Records from a data source:
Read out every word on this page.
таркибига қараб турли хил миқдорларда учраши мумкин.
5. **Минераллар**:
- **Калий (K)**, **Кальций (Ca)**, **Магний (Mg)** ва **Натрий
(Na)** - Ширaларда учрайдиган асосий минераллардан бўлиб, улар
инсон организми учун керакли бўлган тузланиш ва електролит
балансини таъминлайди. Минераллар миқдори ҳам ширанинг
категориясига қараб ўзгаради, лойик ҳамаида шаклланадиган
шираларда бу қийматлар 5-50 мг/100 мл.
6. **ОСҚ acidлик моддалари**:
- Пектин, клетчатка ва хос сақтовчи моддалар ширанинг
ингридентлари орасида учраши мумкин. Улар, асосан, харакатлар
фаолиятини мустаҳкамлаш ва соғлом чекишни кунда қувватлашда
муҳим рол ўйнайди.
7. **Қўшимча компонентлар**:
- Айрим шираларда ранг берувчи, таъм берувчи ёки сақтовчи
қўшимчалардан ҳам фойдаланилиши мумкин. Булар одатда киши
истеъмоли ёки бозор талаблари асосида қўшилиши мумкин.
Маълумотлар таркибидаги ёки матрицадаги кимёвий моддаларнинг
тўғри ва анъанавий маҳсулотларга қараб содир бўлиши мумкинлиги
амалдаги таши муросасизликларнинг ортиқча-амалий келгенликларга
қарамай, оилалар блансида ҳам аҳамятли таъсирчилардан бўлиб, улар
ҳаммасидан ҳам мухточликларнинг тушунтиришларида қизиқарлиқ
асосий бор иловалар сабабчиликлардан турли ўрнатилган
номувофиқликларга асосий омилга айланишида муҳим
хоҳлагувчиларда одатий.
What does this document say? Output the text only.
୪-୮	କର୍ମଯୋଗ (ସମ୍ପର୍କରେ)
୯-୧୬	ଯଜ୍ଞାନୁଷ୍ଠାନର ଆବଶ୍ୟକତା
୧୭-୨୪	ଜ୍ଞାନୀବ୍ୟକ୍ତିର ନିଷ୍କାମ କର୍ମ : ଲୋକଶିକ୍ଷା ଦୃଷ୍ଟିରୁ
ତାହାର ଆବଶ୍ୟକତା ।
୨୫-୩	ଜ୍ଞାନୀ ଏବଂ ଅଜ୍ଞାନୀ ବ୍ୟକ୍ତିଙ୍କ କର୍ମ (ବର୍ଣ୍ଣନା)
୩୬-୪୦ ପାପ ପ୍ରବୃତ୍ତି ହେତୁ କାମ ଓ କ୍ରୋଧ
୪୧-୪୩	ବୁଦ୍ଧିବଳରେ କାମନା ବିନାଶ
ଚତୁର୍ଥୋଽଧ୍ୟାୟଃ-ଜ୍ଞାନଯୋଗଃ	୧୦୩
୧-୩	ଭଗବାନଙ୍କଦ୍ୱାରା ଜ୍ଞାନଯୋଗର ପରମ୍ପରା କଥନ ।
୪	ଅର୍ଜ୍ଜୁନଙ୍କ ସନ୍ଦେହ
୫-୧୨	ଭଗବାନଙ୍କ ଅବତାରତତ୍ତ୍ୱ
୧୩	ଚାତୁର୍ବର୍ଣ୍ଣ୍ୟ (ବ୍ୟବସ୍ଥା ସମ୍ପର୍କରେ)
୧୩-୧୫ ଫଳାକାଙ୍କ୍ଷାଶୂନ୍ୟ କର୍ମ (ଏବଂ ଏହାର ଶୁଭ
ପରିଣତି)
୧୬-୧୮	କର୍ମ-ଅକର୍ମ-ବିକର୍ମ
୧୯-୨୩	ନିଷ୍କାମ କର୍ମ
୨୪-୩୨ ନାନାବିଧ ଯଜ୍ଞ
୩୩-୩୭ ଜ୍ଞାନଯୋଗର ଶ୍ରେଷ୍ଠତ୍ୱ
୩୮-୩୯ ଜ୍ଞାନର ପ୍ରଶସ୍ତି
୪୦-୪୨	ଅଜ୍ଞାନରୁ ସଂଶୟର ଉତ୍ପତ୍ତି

## Directions:
Your answer should consist only of the lines from the one with "What does this" through the end of the data above, reproduced exactly.

## Result for this task:
What does this document say? Output the text only.
୪-୮	କର୍ମଯୋଗ (ସମ୍ପର୍କରେ)
୯-୧୬	ଯଜ୍ଞାନୁଷ୍ଠାନର ଆବଶ୍ୟକତା
୧୭-୨୪	ଜ୍ଞାନୀବ୍ୟକ୍ତିର ନିଷ୍କାମ କର୍ମ : ଲୋକଶିକ୍ଷା ଦୃଷ୍ଟିରୁ
ତାହାର ଆବଶ୍ୟକତା ।
୨୫-୩	ଜ୍ଞାନୀ ଏବଂ ଅଜ୍ଞାନୀ ବ୍ୟକ୍ତିଙ୍କ କର୍ମ (ବର୍ଣ୍ଣନା)
୩୬-୪୦ ପାପ ପ୍ରବୃତ୍ତି ହେତୁ କାମ ଓ କ୍ରୋଧ
୪୧-୪୩	ବୁଦ୍ଧିବଳରେ କାମନା ବିନାଶ
ଚତୁର୍ଥୋଽଧ୍ୟାୟଃ-ଜ୍ଞାନଯୋଗଃ	୧୦୩
୧-୩	ଭଗବାନଙ୍କଦ୍ୱାରା ଜ୍ଞାନଯୋଗର ପରମ୍ପରା କଥନ ।
୪	ଅର୍ଜ୍ଜୁନଙ୍କ ସନ୍ଦେହ
୫-୧୨	ଭଗବାନଙ୍କ ଅବତାରତତ୍ତ୍ୱ
୧୩	ଚାତୁର୍ବର୍ଣ୍ଣ୍ୟ (ବ୍ୟବସ୍ଥା ସମ୍ପର୍କରେ)
୧୩-୧୫ ଫଳାକାଙ୍କ୍ଷାଶୂନ୍ୟ କର୍ମ (ଏବଂ ଏହାର ଶୁଭ
ପରିଣତି)
୧୬-୧୮	କର୍ମ-ଅକର୍ମ-ବିକର୍ମ
୧୯-୨୩	ନିଷ୍କାମ କର୍ମ
୨୪-୩୨ ନାନାବିଧ ଯଜ୍ଞ
୩୩-୩୭ ଜ୍ଞାନଯୋଗର ଶ୍ରେଷ୍ଠତ୍ୱ
୩୮-୩୯ ଜ୍ଞାନର ପ୍ରଶସ୍ତି
୪୦-୪୨	ଅଜ୍ଞାନରୁ ସଂଶୟର ଉତ୍ପତ୍ତି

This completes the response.